◆ **DIRECTION**: Say the number of lines containing the string "horizontal", and say nothing else.

Figure data in JSON:
:::::

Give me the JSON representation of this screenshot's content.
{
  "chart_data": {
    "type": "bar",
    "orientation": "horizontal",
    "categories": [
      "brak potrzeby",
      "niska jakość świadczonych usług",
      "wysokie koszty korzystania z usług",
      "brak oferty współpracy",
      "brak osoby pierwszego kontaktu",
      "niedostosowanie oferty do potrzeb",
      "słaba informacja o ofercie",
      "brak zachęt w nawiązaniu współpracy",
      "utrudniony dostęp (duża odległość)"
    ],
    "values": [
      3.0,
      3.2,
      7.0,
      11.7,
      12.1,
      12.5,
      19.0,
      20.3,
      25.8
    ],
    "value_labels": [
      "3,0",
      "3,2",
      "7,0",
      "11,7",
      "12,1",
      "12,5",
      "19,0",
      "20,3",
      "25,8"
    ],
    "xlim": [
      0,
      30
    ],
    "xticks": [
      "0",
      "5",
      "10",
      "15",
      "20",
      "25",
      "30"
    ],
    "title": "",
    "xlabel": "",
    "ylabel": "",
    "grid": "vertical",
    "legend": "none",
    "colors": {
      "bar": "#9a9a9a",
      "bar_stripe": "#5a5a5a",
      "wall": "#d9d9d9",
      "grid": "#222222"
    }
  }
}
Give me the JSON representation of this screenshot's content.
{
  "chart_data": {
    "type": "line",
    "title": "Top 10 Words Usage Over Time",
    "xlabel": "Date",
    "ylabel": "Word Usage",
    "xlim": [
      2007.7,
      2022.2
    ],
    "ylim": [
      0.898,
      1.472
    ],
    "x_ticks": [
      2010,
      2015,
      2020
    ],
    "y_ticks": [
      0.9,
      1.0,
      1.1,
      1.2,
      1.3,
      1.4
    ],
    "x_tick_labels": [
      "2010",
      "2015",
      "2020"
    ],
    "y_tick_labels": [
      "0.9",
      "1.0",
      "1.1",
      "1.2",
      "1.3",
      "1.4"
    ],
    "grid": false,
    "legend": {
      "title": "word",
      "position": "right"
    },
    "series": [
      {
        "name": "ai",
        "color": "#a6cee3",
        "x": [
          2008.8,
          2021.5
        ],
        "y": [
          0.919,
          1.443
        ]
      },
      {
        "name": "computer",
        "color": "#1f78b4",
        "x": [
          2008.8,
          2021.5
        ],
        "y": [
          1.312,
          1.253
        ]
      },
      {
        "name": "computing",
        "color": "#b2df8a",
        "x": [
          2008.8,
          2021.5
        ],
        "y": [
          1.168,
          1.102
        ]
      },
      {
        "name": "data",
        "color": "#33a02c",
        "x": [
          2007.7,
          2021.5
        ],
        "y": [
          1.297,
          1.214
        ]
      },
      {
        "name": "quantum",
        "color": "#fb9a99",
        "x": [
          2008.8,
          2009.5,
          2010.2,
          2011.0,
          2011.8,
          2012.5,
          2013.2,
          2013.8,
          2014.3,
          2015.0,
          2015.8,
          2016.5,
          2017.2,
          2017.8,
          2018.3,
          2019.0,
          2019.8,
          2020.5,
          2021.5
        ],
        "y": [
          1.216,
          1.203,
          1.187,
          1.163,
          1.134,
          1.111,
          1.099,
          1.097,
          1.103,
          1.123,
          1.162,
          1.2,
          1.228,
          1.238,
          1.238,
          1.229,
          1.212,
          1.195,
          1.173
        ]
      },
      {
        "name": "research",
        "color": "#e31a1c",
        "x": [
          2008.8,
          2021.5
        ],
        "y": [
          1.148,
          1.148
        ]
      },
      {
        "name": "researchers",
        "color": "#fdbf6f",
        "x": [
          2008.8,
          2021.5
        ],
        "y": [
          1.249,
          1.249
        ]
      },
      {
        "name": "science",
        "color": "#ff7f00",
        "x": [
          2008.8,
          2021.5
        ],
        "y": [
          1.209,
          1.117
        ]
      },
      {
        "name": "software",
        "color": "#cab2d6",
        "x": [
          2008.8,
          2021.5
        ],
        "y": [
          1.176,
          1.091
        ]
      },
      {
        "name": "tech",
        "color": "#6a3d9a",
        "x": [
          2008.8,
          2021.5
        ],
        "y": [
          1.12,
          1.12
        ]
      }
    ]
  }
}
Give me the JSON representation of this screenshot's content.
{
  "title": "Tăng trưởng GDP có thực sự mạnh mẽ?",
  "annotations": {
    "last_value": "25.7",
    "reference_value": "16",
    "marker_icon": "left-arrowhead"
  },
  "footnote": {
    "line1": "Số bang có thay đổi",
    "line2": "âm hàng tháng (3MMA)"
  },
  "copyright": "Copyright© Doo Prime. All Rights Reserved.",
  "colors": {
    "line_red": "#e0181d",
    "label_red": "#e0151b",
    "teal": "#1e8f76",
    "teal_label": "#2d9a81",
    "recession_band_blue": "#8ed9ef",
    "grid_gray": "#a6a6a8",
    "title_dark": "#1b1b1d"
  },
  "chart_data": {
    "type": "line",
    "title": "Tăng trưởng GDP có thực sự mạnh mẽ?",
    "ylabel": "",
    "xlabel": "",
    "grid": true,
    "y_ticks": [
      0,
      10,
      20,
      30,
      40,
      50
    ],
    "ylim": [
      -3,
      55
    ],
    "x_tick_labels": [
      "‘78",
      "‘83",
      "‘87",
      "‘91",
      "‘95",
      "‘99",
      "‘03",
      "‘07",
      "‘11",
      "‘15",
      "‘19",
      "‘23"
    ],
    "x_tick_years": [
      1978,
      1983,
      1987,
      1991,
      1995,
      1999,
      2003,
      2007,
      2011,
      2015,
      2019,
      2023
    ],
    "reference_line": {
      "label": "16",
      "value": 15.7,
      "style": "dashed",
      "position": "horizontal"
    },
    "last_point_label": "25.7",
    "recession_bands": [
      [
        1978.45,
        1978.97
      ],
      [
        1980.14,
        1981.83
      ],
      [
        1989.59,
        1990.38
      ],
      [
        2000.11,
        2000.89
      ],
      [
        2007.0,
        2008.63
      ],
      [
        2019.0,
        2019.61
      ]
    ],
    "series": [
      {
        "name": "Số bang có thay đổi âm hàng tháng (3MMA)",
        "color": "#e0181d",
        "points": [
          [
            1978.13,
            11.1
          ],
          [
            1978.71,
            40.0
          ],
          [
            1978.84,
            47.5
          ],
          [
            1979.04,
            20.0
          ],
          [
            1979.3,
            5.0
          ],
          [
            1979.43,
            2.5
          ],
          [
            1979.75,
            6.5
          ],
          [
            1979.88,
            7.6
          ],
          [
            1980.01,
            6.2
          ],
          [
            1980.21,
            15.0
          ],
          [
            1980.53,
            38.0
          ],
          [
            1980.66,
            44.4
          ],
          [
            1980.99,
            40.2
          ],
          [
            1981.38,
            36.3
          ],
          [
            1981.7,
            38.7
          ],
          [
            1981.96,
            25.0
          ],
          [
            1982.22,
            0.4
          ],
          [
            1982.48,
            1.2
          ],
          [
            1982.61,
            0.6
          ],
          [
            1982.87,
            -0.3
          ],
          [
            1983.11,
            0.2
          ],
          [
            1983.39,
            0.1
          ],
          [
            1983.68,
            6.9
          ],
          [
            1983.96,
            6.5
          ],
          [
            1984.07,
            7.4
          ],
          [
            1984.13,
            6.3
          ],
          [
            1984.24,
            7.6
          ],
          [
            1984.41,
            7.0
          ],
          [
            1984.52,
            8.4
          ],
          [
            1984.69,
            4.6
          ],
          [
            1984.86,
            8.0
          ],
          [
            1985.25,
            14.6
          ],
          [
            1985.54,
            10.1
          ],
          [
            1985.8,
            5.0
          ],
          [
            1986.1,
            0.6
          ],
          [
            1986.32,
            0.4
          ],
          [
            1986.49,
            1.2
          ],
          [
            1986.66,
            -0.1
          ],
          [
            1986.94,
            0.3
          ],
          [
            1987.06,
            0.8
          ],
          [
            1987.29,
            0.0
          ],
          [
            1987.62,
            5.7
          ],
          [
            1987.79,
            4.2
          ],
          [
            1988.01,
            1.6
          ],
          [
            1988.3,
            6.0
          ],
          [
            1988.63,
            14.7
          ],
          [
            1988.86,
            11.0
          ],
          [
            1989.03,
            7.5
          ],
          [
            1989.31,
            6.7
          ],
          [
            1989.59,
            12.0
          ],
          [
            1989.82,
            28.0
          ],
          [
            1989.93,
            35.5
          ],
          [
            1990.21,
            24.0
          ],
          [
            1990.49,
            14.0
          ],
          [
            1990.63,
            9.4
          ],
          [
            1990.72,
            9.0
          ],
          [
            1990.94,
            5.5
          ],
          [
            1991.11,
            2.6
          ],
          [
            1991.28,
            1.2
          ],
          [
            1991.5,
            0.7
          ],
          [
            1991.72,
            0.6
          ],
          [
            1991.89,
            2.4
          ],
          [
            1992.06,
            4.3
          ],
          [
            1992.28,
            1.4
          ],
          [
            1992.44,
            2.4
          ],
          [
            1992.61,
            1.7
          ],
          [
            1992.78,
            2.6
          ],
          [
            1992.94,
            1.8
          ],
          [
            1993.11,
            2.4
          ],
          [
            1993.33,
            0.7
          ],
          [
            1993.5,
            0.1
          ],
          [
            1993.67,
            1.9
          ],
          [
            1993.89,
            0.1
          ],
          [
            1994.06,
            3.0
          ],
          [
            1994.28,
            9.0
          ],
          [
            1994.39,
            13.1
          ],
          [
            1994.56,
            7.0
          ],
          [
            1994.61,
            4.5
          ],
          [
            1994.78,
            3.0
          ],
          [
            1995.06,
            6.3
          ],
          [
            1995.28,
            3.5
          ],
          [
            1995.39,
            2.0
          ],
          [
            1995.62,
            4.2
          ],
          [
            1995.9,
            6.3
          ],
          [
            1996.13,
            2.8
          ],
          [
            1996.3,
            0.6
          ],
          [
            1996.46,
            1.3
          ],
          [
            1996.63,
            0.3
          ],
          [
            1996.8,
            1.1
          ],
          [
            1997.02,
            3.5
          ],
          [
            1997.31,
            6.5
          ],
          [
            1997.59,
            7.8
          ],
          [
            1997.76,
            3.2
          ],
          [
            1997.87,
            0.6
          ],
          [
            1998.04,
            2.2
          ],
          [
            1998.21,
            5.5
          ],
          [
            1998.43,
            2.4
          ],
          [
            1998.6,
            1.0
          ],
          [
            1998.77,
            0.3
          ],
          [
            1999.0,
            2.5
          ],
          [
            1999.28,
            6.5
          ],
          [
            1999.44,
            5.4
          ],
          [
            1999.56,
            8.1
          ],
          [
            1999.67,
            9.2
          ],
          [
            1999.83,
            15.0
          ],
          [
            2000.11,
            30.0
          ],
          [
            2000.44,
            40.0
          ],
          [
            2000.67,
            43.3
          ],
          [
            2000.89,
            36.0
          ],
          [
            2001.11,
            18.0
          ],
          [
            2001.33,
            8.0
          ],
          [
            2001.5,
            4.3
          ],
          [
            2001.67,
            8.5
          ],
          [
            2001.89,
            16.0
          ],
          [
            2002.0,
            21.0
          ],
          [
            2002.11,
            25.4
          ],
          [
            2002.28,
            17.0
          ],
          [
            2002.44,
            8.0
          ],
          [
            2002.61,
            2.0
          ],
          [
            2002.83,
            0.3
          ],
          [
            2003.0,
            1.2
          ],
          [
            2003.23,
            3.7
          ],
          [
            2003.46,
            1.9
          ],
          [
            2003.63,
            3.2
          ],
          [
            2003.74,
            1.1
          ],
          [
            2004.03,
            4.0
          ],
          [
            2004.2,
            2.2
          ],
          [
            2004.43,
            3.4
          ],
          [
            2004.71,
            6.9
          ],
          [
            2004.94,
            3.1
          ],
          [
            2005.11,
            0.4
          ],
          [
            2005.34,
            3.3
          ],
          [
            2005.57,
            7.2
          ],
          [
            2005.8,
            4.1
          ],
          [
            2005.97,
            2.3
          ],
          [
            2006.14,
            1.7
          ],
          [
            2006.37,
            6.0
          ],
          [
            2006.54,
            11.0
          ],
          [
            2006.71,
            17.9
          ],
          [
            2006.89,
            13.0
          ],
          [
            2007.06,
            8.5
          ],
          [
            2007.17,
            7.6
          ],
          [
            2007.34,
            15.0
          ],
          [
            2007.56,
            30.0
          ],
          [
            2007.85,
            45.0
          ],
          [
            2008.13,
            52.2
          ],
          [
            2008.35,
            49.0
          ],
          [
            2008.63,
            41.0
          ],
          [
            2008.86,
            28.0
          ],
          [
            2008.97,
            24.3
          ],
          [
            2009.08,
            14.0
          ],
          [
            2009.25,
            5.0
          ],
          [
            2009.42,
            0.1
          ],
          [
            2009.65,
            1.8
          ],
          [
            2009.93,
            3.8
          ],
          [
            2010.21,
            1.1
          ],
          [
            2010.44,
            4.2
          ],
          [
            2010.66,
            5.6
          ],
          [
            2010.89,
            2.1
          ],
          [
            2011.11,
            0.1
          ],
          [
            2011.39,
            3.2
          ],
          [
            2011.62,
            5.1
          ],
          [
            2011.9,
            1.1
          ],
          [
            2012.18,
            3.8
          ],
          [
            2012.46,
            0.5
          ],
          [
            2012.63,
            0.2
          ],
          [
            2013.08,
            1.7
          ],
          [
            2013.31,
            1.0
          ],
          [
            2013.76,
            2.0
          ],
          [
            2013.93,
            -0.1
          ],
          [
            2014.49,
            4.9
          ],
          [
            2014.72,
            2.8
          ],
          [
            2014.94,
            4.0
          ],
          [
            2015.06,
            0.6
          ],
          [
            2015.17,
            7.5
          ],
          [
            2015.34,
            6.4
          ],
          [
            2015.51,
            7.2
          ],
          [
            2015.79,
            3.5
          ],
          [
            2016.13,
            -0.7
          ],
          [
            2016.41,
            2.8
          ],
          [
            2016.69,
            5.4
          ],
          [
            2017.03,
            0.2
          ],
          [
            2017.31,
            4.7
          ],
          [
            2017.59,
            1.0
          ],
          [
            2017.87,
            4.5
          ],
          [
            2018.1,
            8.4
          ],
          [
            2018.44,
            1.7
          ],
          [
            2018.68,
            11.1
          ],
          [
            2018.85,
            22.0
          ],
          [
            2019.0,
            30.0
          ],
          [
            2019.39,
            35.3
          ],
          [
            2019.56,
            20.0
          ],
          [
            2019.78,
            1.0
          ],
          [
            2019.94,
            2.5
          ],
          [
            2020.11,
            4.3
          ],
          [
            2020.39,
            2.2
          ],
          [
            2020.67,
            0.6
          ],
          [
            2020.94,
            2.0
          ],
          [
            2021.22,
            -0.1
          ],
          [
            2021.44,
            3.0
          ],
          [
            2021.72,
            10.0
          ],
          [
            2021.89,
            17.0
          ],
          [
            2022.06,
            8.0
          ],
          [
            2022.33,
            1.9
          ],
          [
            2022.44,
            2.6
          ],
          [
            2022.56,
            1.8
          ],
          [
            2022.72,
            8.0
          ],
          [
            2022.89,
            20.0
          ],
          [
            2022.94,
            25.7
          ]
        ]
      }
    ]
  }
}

:::::

◆ **CORRECT OUTPUT**: 2